> Exercise description
Return exactly the lines from the "Extract the structured" line through the last line of the entries below. Include no pictures.

-- start of Source material --

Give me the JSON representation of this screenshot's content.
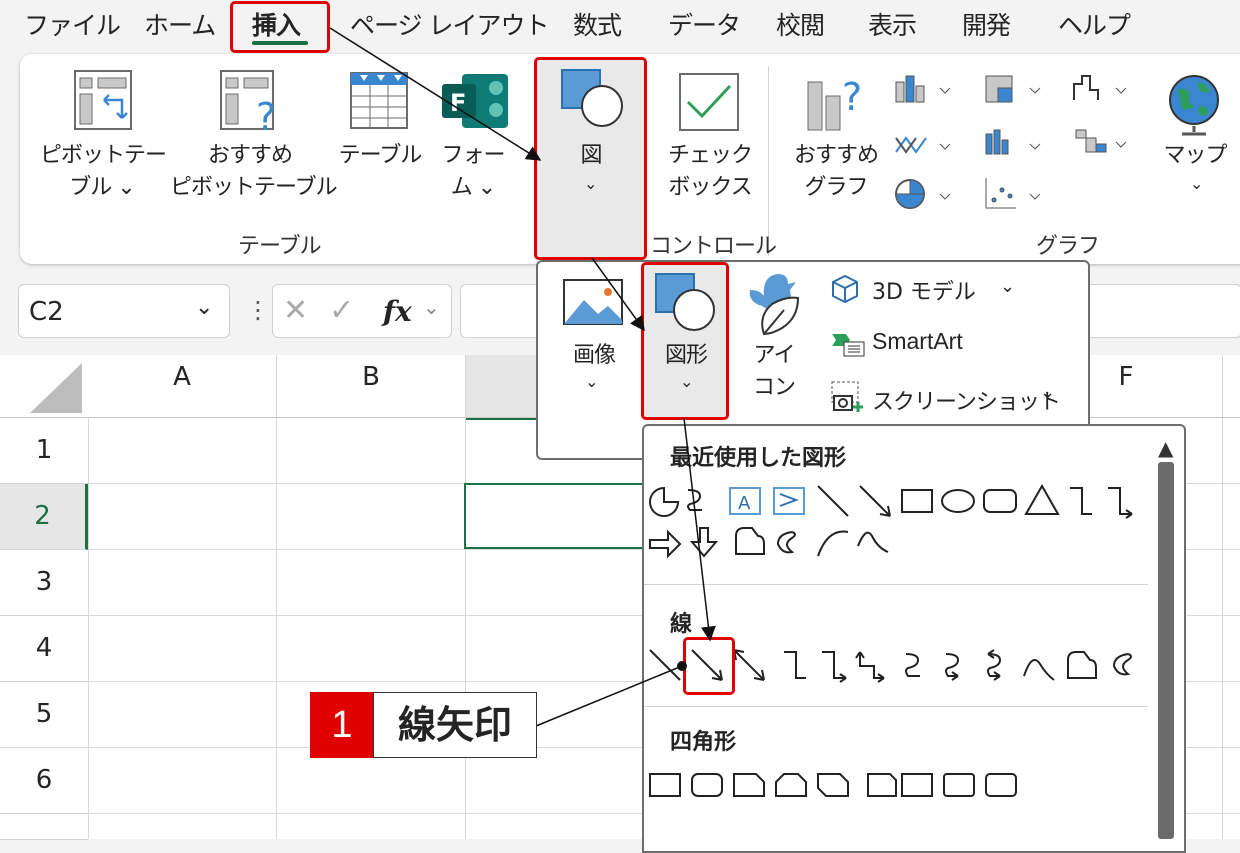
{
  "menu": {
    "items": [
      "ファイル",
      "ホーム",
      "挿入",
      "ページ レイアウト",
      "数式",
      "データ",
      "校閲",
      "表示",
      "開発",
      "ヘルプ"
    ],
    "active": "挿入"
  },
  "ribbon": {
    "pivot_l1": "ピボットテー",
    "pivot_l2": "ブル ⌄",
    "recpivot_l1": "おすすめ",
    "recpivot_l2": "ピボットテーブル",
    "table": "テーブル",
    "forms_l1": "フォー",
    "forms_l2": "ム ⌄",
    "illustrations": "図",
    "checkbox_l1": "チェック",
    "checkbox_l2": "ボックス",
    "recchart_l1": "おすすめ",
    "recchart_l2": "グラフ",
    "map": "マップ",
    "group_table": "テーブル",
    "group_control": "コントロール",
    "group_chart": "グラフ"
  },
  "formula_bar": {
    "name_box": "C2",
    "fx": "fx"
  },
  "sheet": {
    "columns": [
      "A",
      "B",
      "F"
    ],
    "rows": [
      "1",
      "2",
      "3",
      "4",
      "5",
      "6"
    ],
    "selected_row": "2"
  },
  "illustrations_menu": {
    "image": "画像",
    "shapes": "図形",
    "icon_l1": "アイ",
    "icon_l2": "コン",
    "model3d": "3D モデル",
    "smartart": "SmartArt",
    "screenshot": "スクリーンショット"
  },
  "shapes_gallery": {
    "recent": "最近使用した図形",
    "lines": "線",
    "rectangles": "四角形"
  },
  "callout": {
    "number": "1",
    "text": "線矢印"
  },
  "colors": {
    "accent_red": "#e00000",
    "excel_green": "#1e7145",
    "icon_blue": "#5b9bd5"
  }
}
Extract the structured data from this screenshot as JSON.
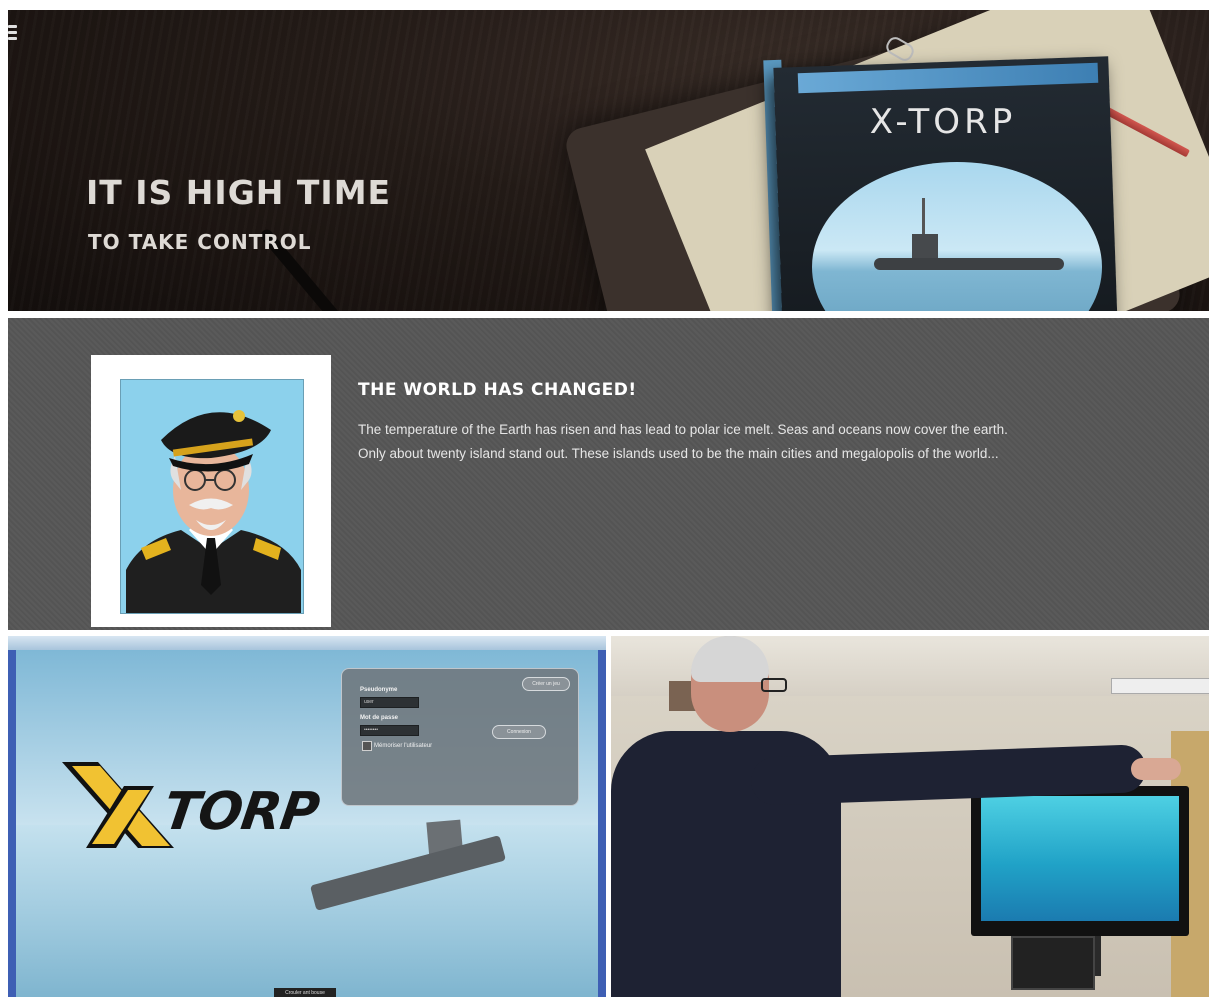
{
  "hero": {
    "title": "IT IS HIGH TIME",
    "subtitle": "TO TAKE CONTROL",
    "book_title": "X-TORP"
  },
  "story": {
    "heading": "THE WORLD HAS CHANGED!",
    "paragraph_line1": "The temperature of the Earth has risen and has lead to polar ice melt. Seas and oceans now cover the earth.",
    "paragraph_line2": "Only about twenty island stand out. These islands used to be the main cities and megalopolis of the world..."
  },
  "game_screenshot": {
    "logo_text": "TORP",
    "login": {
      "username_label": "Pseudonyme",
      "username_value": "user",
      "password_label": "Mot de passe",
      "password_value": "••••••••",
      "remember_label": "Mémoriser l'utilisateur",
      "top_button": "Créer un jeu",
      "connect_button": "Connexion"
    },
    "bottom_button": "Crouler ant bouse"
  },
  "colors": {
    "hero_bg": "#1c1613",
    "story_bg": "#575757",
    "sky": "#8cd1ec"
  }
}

-- end of Source material --

> Result for this exercise
Extract the structured data from this screenshot as JSON.
{
  "hero": {
    "title": "IT IS HIGH TIME",
    "subtitle": "TO TAKE CONTROL",
    "book_title": "X-TORP"
  },
  "story": {
    "heading": "THE WORLD HAS CHANGED!",
    "paragraph_line1": "The temperature of the Earth has risen and has lead to polar ice melt. Seas and oceans now cover the earth.",
    "paragraph_line2": "Only about twenty island stand out. These islands used to be the main cities and megalopolis of the world..."
  },
  "game_screenshot": {
    "logo_text": "TORP",
    "login": {
      "username_label": "Pseudonyme",
      "username_value": "user",
      "password_label": "Mot de passe",
      "password_value": "••••••••",
      "remember_label": "Mémoriser l'utilisateur",
      "top_button": "Créer un jeu",
      "connect_button": "Connexion"
    },
    "bottom_button": "Crouler ant bouse"
  },
  "colors": {
    "hero_bg": "#1c1613",
    "story_bg": "#575757",
    "sky": "#8cd1ec"
  }
}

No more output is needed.